▸ **Short exercise A**:
Answer these questions using the Monologues discussion, writing each answer on its own line and marking it the same way:
(i) According to one writer, what is our sexuality a gift from?
(ii) Which word does a commenter say should have been used instead of "vagina," given the context?
(iii) What does the last writer say it may be time to do with this topic?
▸ **Short exercise B**: Reproduce the Monologues discussion word for word from "We’re human beings, yeah, we" up to and including "have said vulva.".
▸ **Short exercise C**: In the Monologues discussion, the last writer names several things about the play and the controversy over it that disturb them most. List all of them.

▸ **Text section**:
So you think it’s a good idea for women to follow the (stereotypical) male example of allowing themselves to be driven by lust?

We’re human beings, yeah, we can admit sexual passion, but we have to recognize that our sexuality is a gift from God. It’s not something to be used merely for pleasure, but is a way for us to share completely of ourselves with our spouses.

That so many people take these ‘monologues’ so lightly indicates the enormous misunderstanding of the beauty of sexuality and the dignity of women of many people in our society. The V-Logs can’t possibly help any woman understand what it means to be a mature person who healthily expresses her sexuality, because Eve Ensler simply doesn’t understand what that means.
 
(…)

…because Eve Ensler simply doesn’t understand what that means.
Or what or where a vagina is. I have been to the “Monologues” and I found it offensive, sure, and in large part because of the repeated references to the vagina when, according to the context used, they should have said vulva.

If these people can’t get the anatomy correct (which is a fact, concrete and not up for debate) I don’t know how they would comprehend something like TOTB or basic Catholic teaching on sexuality.
 
That so many people take these ‘monologues’ so lightly indicates the enormous misunderstanding of the beauty of sexuality and the dignity of women of many people in our society. The V-Logs can’t possibly help any woman understand what it means to be a mature person who healthily expresses her sexuality, because Eve Ensler simply doesn’t understand what that means.
Awesome. Well said. 🙂
 
I think perhaps it’s time to flesh this topic out a little.

The thing about this play and the controversy over it that disturbs me the most is the hidden agendas, the straw-man arguments, and the subtle running assumption that to accept openness about female sexuality means to accept crudery and the glorification of statutory rape and masturbation.

▸ **Recorded data**:
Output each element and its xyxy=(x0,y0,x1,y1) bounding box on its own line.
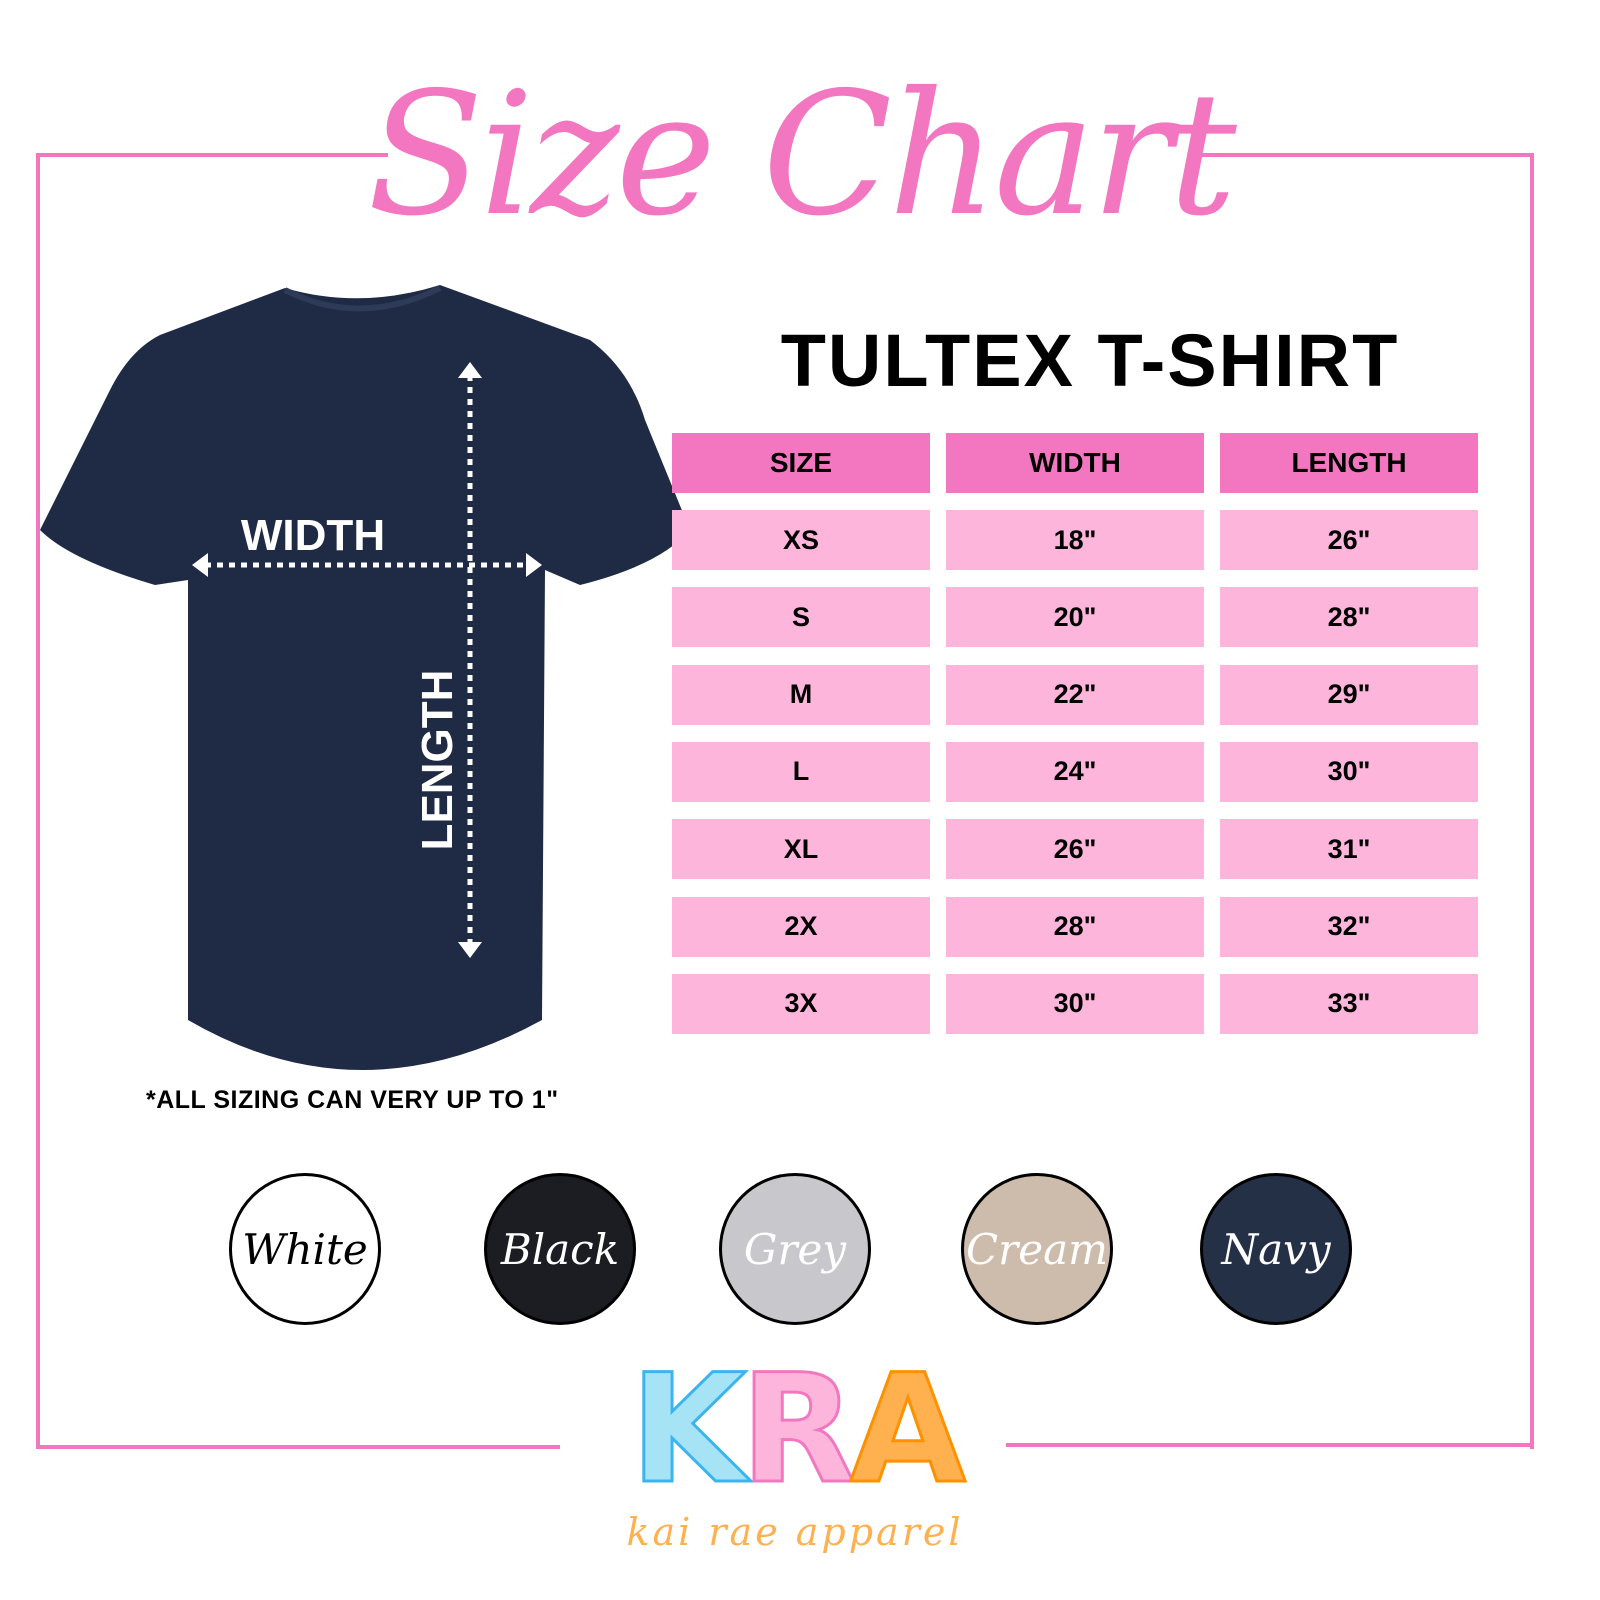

▸ **Full output A**:
(i) God
(ii) Vulva
(iii) Flesh it out a little

▸ **Full output B**:
We’re human beings, yeah, we can admit sexual passion, but we have to recognize that our sexuality is a gift from God. It’s not something to be used merely for pleasure, but is a way for us to share completely of ourselves with our spouses.

That so many people take these ‘monologues’ so lightly indicates the enormous misunderstanding of the beauty of sexuality and the dignity of women of many people in our society. The V-Logs can’t possibly help any woman understand what it means to be a mature person who healthily expresses her sexuality, because Eve Ensler simply doesn’t understand what that means.
 
(…)

…because Eve Ensler simply doesn’t understand what that means.
Or what or where a vagina is. I have been to the “Monologues” and I found it offensive, sure, and in large part because of the repeated references to the vagina when, according to the context used, they should have said vulva.

▸ **Full output C**:
- The hidden agendas
- The straw-man arguments
- The subtle running assumption that to accept openness about female sexuality means to accept crudery and the glorification of statutory rape and masturbation